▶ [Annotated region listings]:
+ + + +

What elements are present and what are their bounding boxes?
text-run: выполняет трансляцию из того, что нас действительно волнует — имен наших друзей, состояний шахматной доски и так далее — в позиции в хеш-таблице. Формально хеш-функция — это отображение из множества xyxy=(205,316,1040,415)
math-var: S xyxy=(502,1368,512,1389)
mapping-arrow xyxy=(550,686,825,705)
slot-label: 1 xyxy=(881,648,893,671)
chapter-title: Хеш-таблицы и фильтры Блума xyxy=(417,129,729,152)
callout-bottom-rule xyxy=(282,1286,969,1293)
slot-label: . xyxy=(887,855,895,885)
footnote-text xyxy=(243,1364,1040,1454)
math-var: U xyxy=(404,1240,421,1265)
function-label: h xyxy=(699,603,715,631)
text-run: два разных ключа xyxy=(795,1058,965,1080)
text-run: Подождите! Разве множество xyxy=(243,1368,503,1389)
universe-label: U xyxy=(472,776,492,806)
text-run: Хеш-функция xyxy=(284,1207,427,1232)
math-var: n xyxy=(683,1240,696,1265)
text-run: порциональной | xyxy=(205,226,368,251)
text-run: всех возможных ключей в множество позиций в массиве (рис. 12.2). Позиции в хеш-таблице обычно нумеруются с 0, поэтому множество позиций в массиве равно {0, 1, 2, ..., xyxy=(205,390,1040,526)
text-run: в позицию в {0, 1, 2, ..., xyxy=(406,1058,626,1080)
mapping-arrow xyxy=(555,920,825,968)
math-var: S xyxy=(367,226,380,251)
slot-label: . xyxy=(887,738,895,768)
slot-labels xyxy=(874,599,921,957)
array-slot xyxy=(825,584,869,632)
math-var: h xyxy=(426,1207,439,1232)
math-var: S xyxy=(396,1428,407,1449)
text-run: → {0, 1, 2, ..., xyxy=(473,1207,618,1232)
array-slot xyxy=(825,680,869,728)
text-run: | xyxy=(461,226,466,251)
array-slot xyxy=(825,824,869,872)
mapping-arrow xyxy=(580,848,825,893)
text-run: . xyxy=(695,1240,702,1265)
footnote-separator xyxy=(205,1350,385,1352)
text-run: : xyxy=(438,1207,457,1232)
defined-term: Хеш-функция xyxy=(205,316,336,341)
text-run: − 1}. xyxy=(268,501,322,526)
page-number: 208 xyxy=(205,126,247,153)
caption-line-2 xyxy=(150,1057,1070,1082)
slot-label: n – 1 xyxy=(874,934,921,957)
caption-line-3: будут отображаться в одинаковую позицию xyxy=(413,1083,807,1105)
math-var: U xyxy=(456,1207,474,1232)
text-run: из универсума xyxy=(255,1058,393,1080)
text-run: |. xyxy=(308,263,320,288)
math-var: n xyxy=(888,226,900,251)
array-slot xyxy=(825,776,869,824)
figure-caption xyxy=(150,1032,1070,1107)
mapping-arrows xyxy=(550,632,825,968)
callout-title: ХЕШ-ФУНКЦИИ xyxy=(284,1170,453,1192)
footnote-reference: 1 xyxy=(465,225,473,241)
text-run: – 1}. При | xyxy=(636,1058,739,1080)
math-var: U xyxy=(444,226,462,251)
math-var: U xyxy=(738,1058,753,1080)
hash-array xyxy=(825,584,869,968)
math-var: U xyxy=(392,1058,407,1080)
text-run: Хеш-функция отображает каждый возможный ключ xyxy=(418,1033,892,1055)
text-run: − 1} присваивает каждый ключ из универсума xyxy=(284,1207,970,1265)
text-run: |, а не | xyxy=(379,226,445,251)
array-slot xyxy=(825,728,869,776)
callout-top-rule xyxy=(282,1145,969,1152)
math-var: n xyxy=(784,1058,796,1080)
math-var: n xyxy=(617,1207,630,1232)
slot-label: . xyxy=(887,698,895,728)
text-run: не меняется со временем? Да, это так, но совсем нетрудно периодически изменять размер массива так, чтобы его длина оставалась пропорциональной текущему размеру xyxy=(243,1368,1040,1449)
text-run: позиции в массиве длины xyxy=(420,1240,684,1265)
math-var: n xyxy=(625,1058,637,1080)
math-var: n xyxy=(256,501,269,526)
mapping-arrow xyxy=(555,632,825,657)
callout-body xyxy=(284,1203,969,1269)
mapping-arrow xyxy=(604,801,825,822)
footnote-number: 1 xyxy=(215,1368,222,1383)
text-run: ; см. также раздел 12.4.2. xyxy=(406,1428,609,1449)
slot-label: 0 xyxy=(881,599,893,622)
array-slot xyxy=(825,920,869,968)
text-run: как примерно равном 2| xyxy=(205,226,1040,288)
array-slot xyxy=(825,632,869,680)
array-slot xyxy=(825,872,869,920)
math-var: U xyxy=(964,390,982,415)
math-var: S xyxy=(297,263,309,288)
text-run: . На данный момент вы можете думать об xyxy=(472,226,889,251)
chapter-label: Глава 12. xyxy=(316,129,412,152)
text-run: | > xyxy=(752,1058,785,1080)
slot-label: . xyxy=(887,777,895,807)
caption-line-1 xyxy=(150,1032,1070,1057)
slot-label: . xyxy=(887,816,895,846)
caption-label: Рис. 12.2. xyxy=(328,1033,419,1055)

+ + + +

▶ [Work to be completed]: Copy the rows above without changes, from the first one through the row containing "text-run: порциональной |", including both.

▶ [Problem solution]:
What elements are present and what are their bounding boxes?
text-run: выполняет трансляцию из того, что нас действительно волнует — имен наших друзей, состояний шахматной доски и так далее — в позиции в хеш-таблице. Формально хеш-функция — это отображение из множества xyxy=(205,316,1040,415)
math-var: S xyxy=(502,1368,512,1389)
mapping-arrow xyxy=(550,686,825,705)
slot-label: 1 xyxy=(881,648,893,671)
chapter-title: Хеш-таблицы и фильтры Блума xyxy=(417,129,729,152)
callout-bottom-rule xyxy=(282,1286,969,1293)
slot-label: . xyxy=(887,855,895,885)
footnote-text xyxy=(243,1364,1040,1454)
math-var: U xyxy=(404,1240,421,1265)
function-label: h xyxy=(699,603,715,631)
text-run: два разных ключа xyxy=(795,1058,965,1080)
text-run: Подождите! Разве множество xyxy=(243,1368,503,1389)
universe-label: U xyxy=(472,776,492,806)
text-run: Хеш-функция xyxy=(284,1207,427,1232)
math-var: n xyxy=(683,1240,696,1265)
text-run: порциональной | xyxy=(205,226,368,251)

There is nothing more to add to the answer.